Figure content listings
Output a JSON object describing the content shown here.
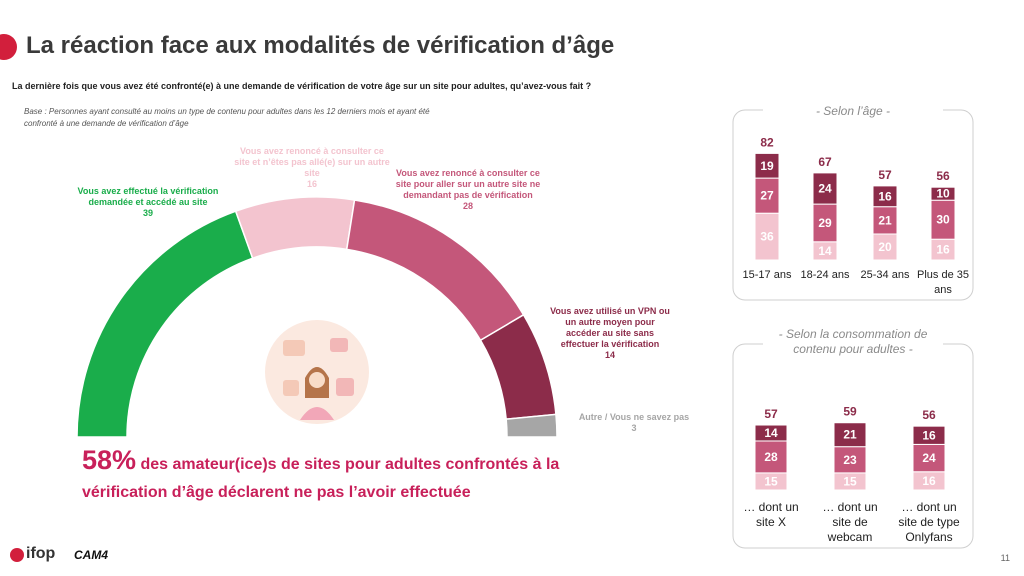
{
  "title": "La réaction face aux modalités de vérification d’âge",
  "question": "La dernière fois que vous avez été confronté(e) à une demande de vérification de votre âge sur un site pour adultes, qu’avez-vous fait ?",
  "base": "Base : Personnes ayant consulté au moins un type de contenu pour adultes dans les 12 derniers mois et ayant été confronté à une demande de vérification d’âge",
  "callout": {
    "highlight": "58%",
    "text": "des amateur(ice)s de sites pour adultes confrontés à la vérification d’âge déclarent ne pas l’avoir effectuée"
  },
  "logos": [
    "ifop",
    "CAM4"
  ],
  "page_number": "11",
  "chart_data": [
    {
      "type": "donut",
      "categories": [
        "Vous avez effectué la vérification demandée et accédé au site",
        "Vous avez renoncé à consulter ce site et n’êtes pas allé(e) sur un autre site",
        "Vous avez renoncé à consulter ce site pour aller sur un autre site ne demandant pas de vérification",
        "Vous avez utilisé un VPN ou un autre moyen pour accéder au site sans effectuer la vérification",
        "Autre / Vous ne savez pas"
      ],
      "values": [
        39,
        16,
        28,
        14,
        3
      ],
      "colors": [
        "#1aad4b",
        "#f3c4cf",
        "#c4577a",
        "#8c2c4a",
        "#a6a6a6"
      ]
    },
    {
      "type": "bar",
      "stacked": true,
      "subtitle": "- Selon l’âge -",
      "categories": [
        "15-17 ans",
        "18-24 ans",
        "25-34 ans",
        "Plus de 35 ans"
      ],
      "totals": [
        82,
        67,
        57,
        56
      ],
      "series": [
        {
          "color": "#f3c4cf",
          "values": [
            36,
            14,
            20,
            16
          ]
        },
        {
          "color": "#c4577a",
          "values": [
            27,
            29,
            21,
            30
          ]
        },
        {
          "color": "#8c2c4a",
          "values": [
            19,
            24,
            16,
            10
          ]
        }
      ]
    },
    {
      "type": "bar",
      "stacked": true,
      "subtitle": "- Selon la consommation de contenu pour adultes -",
      "categories": [
        "… dont un site X",
        "… dont un site de webcam",
        "… dont un site de type Onlyfans"
      ],
      "totals": [
        57,
        59,
        56
      ],
      "series": [
        {
          "color": "#f3c4cf",
          "values": [
            15,
            15,
            16
          ]
        },
        {
          "color": "#c4577a",
          "values": [
            28,
            23,
            24
          ]
        },
        {
          "color": "#8c2c4a",
          "values": [
            14,
            21,
            16
          ]
        }
      ]
    }
  ]
}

Problem requirements: Leave out every picture and copy the rest of the records exactly.

Written solution:
Output a JSON object describing the content shown here.
{
  "title": "La réaction face aux modalités de vérification d’âge",
  "question": "La dernière fois que vous avez été confronté(e) à une demande de vérification de votre âge sur un site pour adultes, qu’avez-vous fait ?",
  "base": "Base : Personnes ayant consulté au moins un type de contenu pour adultes dans les 12 derniers mois et ayant été confronté à une demande de vérification d’âge",
  "callout": {
    "highlight": "58%",
    "text": "des amateur(ice)s de sites pour adultes confrontés à la vérification d’âge déclarent ne pas l’avoir effectuée"
  },
  "logos": [
    "ifop",
    "CAM4"
  ],
  "page_number": "11",
  "chart_data": [
    {
      "type": "donut",
      "categories": [
        "Vous avez effectué la vérification demandée et accédé au site",
        "Vous avez renoncé à consulter ce site et n’êtes pas allé(e) sur un autre site",
        "Vous avez renoncé à consulter ce site pour aller sur un autre site ne demandant pas de vérification",
        "Vous avez utilisé un VPN ou un autre moyen pour accéder au site sans effectuer la vérification",
        "Autre / Vous ne savez pas"
      ],
      "values": [
        39,
        16,
        28,
        14,
        3
      ],
      "colors": [
        "#1aad4b",
        "#f3c4cf",
        "#c4577a",
        "#8c2c4a",
        "#a6a6a6"
      ]
    },
    {
      "type": "bar",
      "stacked": true,
      "subtitle": "- Selon l’âge -",
      "categories": [
        "15-17 ans",
        "18-24 ans",
        "25-34 ans",
        "Plus de 35 ans"
      ],
      "totals": [
        82,
        67,
        57,
        56
      ],
      "series": [
        {
          "color": "#f3c4cf",
          "values": [
            36,
            14,
            20,
            16
          ]
        },
        {
          "color": "#c4577a",
          "values": [
            27,
            29,
            21,
            30
          ]
        },
        {
          "color": "#8c2c4a",
          "values": [
            19,
            24,
            16,
            10
          ]
        }
      ]
    },
    {
      "type": "bar",
      "stacked": true,
      "subtitle": "- Selon la consommation de contenu pour adultes -",
      "categories": [
        "… dont un site X",
        "… dont un site de webcam",
        "… dont un site de type Onlyfans"
      ],
      "totals": [
        57,
        59,
        56
      ],
      "series": [
        {
          "color": "#f3c4cf",
          "values": [
            15,
            15,
            16
          ]
        },
        {
          "color": "#c4577a",
          "values": [
            28,
            23,
            24
          ]
        },
        {
          "color": "#8c2c4a",
          "values": [
            14,
            21,
            16
          ]
        }
      ]
    }
  ]
}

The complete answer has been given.